Short task: Work out how many lines hold the string "nPrüfung". Give that number and nothing more.

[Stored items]
▬▬▬▬▬▬
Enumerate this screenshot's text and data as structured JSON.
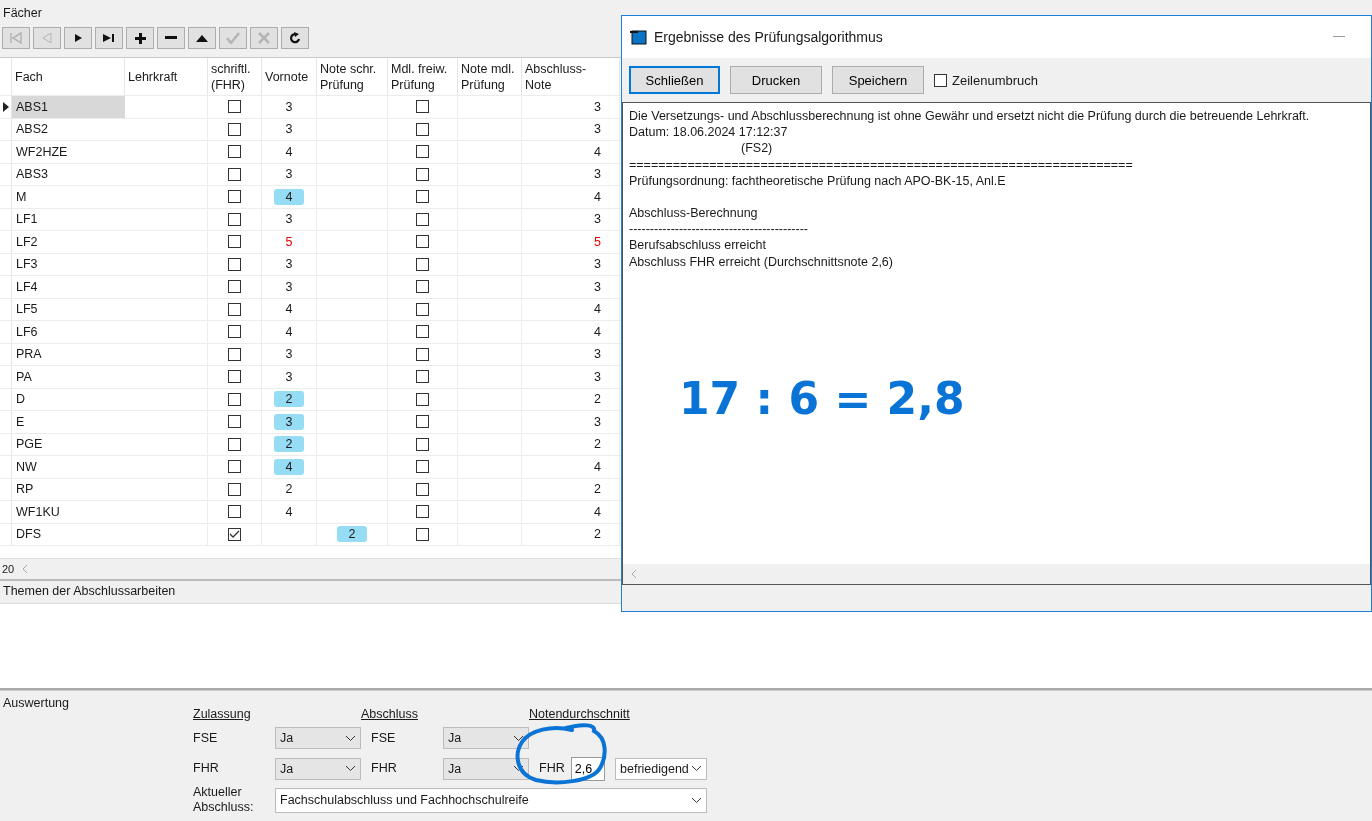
{
  "faecher": {
    "title": "Fächer",
    "toolbar": [
      {
        "kind": "first",
        "disabled": true
      },
      {
        "kind": "prev",
        "disabled": true
      },
      {
        "kind": "next",
        "disabled": false
      },
      {
        "kind": "last",
        "disabled": false
      },
      {
        "kind": "add",
        "disabled": false
      },
      {
        "kind": "remove",
        "disabled": false
      },
      {
        "kind": "up",
        "disabled": false
      },
      {
        "kind": "confirm",
        "disabled": true
      },
      {
        "kind": "cancel",
        "disabled": true
      },
      {
        "kind": "refresh",
        "disabled": false
      }
    ],
    "columns": [
      "Fach",
      "Lehrkraft",
      "schriftl.\n(FHR)",
      "Vornote",
      "Note schr.\nPrüfung",
      "Mdl. freiw.\nPrüfung",
      "Note mdl.\nPrüfung",
      "Abschluss-\nNote"
    ],
    "rows": [
      {
        "fach": "ABS1",
        "selected": true,
        "schriftlich": false,
        "vornote": "3",
        "mdl_freiw": false,
        "abschluss": "3",
        "failing": false
      },
      {
        "fach": "ABS2",
        "selected": false,
        "schriftlich": false,
        "vornote": "3",
        "mdl_freiw": false,
        "abschluss": "3",
        "failing": false
      },
      {
        "fach": "WF2HZE",
        "selected": false,
        "schriftlich": false,
        "vornote": "4",
        "mdl_freiw": false,
        "abschluss": "4",
        "failing": false
      },
      {
        "fach": "ABS3",
        "selected": false,
        "schriftlich": false,
        "vornote": "3",
        "mdl_freiw": false,
        "abschluss": "3",
        "failing": false
      },
      {
        "fach": "M",
        "selected": false,
        "schriftlich": false,
        "vornote": "4",
        "vornote_marked": true,
        "mdl_freiw": false,
        "abschluss": "4",
        "failing": false
      },
      {
        "fach": "LF1",
        "selected": false,
        "schriftlich": false,
        "vornote": "3",
        "mdl_freiw": false,
        "abschluss": "3",
        "failing": false
      },
      {
        "fach": "LF2",
        "selected": false,
        "schriftlich": false,
        "vornote": "5",
        "mdl_freiw": false,
        "abschluss": "5",
        "failing": true
      },
      {
        "fach": "LF3",
        "selected": false,
        "schriftlich": false,
        "vornote": "3",
        "mdl_freiw": false,
        "abschluss": "3",
        "failing": false
      },
      {
        "fach": "LF4",
        "selected": false,
        "schriftlich": false,
        "vornote": "3",
        "mdl_freiw": false,
        "abschluss": "3",
        "failing": false
      },
      {
        "fach": "LF5",
        "selected": false,
        "schriftlich": false,
        "vornote": "4",
        "mdl_freiw": false,
        "abschluss": "4",
        "failing": false
      },
      {
        "fach": "LF6",
        "selected": false,
        "schriftlich": false,
        "vornote": "4",
        "mdl_freiw": false,
        "abschluss": "4",
        "failing": false
      },
      {
        "fach": "PRA",
        "selected": false,
        "schriftlich": false,
        "vornote": "3",
        "mdl_freiw": false,
        "abschluss": "3",
        "failing": false
      },
      {
        "fach": "PA",
        "selected": false,
        "schriftlich": false,
        "vornote": "3",
        "mdl_freiw": false,
        "abschluss": "3",
        "failing": false
      },
      {
        "fach": "D",
        "selected": false,
        "schriftlich": false,
        "vornote": "2",
        "vornote_marked": true,
        "mdl_freiw": false,
        "abschluss": "2",
        "failing": false
      },
      {
        "fach": "E",
        "selected": false,
        "schriftlich": false,
        "vornote": "3",
        "vornote_marked": true,
        "mdl_freiw": false,
        "abschluss": "3",
        "failing": false
      },
      {
        "fach": "PGE",
        "selected": false,
        "schriftlich": false,
        "vornote": "2",
        "vornote_marked": true,
        "mdl_freiw": false,
        "abschluss": "2",
        "failing": false
      },
      {
        "fach": "NW",
        "selected": false,
        "schriftlich": false,
        "vornote": "4",
        "vornote_marked": true,
        "mdl_freiw": false,
        "abschluss": "4",
        "failing": false
      },
      {
        "fach": "RP",
        "selected": false,
        "schriftlich": false,
        "vornote": "2",
        "mdl_freiw": false,
        "abschluss": "2",
        "failing": false
      },
      {
        "fach": "WF1KU",
        "selected": false,
        "schriftlich": false,
        "vornote": "4",
        "mdl_freiw": false,
        "abschluss": "4",
        "failing": false
      },
      {
        "fach": "DFS",
        "selected": false,
        "schriftlich": true,
        "note_schr": "2",
        "note_schr_marked": true,
        "mdl_freiw": false,
        "abschluss": "2",
        "failing": false
      }
    ],
    "record_count": "20"
  },
  "themen": {
    "title": "Themen der Abschlussarbeiten"
  },
  "dialog": {
    "title": "Ergebnisse des Prüfungsalgorithmus",
    "buttons": [
      {
        "label": "Schließen",
        "focused": true
      },
      {
        "label": "Drucken",
        "focused": false
      },
      {
        "label": "Speichern",
        "focused": false
      }
    ],
    "wrap_checkbox": {
      "label": "Zeilenumbruch",
      "checked": false
    },
    "blocks": [
      [
        "Die Versetzungs- und Abschlussberechnung ist ohne Gewähr und ersetzt nicht die Prüfung durch die betreuende Lehrkraft.",
        "Datum: 18.06.2024 17:12:37",
        "(FS2)",
        "=====================================================================",
        "Prüfungsordnung: fachtheoretische Prüfung nach APO-BK-15, Anl.E"
      ],
      [
        "Abschluss-Berechnung",
        "-------------------------------------------",
        "Berufsabschluss erreicht",
        "Abschluss FHR erreicht (Durchschnittsnote 2,6)"
      ]
    ],
    "handwritten_note": "17 : 6 = 2,8"
  },
  "auswertung": {
    "title": "Auswertung",
    "zulassung": {
      "heading": "Zulassung",
      "rows": [
        {
          "label": "FSE",
          "value": "Ja",
          "disabled": true
        },
        {
          "label": "FHR",
          "value": "Ja",
          "disabled": true
        }
      ]
    },
    "abschluss": {
      "heading": "Abschluss",
      "rows": [
        {
          "label": "FSE",
          "value": "Ja",
          "disabled": true
        },
        {
          "label": "FHR",
          "value": "Ja",
          "disabled": true
        }
      ]
    },
    "notendurchschnitt": {
      "heading": "Notendurchschnitt",
      "label": "FHR",
      "value": "2,6",
      "grade": "befriedigend"
    },
    "aktueller_abschluss": {
      "label": "Aktueller\nAbschluss:",
      "value": "Fachschulabschluss und Fachhochschulreife"
    }
  }
}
▬▬▬▬▬▬
Solution to the problem: 3